TO DO: Restate the data word for word and leave the images out.

Dataset items:

┄┄┄┄┄┄┄┄┄┄

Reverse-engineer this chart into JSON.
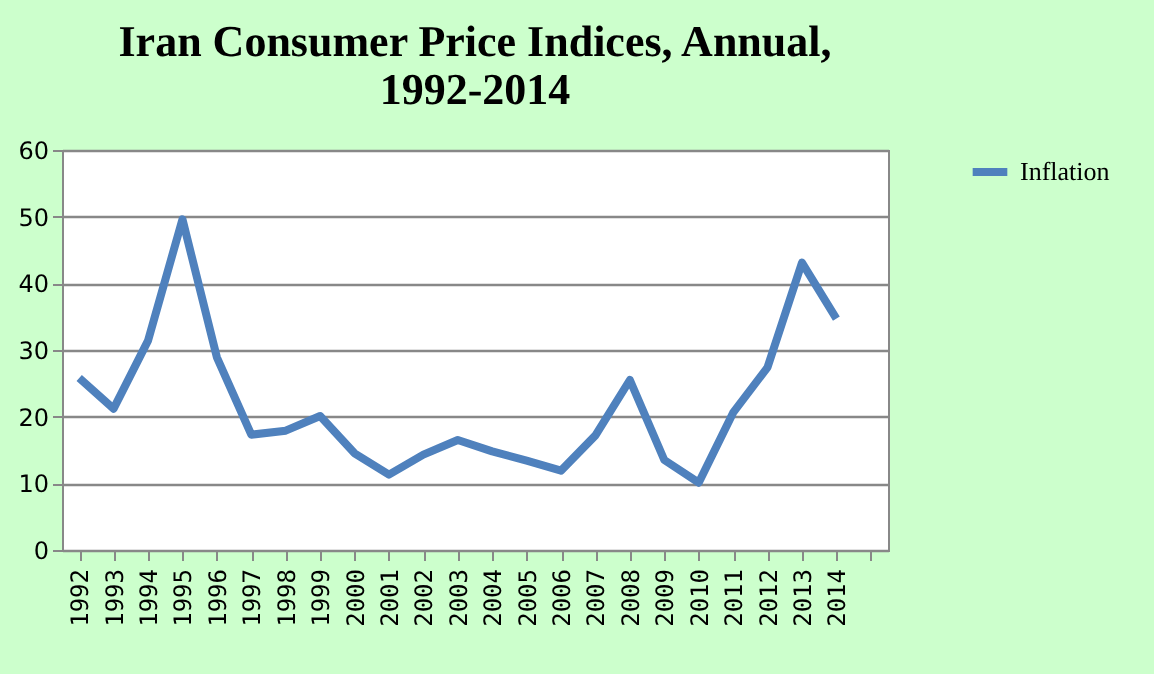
{
  "chart_data": {
    "type": "line",
    "title": "Iran Consumer Price Indices, Annual, 1992-2014",
    "categories": [
      "1992",
      "1993",
      "1994",
      "1995",
      "1996",
      "1997",
      "1998",
      "1999",
      "2000",
      "2001",
      "2002",
      "2003",
      "2004",
      "2005",
      "2006",
      "2007",
      "2008",
      "2009",
      "2010",
      "2011",
      "2012",
      "2013",
      "2014",
      null
    ],
    "series": [
      {
        "name": "Inflation",
        "color": "#4f81bd",
        "values": [
          25.8,
          21.2,
          31.4,
          49.6,
          28.9,
          17.3,
          17.9,
          20.1,
          14.5,
          11.3,
          14.3,
          16.5,
          14.8,
          13.4,
          11.9,
          17.2,
          25.5,
          13.5,
          10.1,
          20.6,
          27.4,
          43.1,
          34.7,
          null
        ]
      }
    ],
    "ylim": [
      0,
      60
    ],
    "yticks": [
      0,
      10,
      20,
      30,
      40,
      50,
      60
    ],
    "grid": "y",
    "legend": "right",
    "marker": "none",
    "line_style": "solid"
  }
}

┄┄┄┄┄┄┄┄┄┄

EXPECTED ANSWER:
Reverse-engineer this chart into JSON.
{
  "chart_data": {
    "type": "line",
    "title": "Iran Consumer Price Indices, Annual, 1992-2014",
    "categories": [
      "1992",
      "1993",
      "1994",
      "1995",
      "1996",
      "1997",
      "1998",
      "1999",
      "2000",
      "2001",
      "2002",
      "2003",
      "2004",
      "2005",
      "2006",
      "2007",
      "2008",
      "2009",
      "2010",
      "2011",
      "2012",
      "2013",
      "2014",
      null
    ],
    "series": [
      {
        "name": "Inflation",
        "color": "#4f81bd",
        "values": [
          25.8,
          21.2,
          31.4,
          49.6,
          28.9,
          17.3,
          17.9,
          20.1,
          14.5,
          11.3,
          14.3,
          16.5,
          14.8,
          13.4,
          11.9,
          17.2,
          25.5,
          13.5,
          10.1,
          20.6,
          27.4,
          43.1,
          34.7,
          null
        ]
      }
    ],
    "ylim": [
      0,
      60
    ],
    "yticks": [
      0,
      10,
      20,
      30,
      40,
      50,
      60
    ],
    "grid": "y",
    "legend": "right",
    "marker": "none",
    "line_style": "solid"
  }
}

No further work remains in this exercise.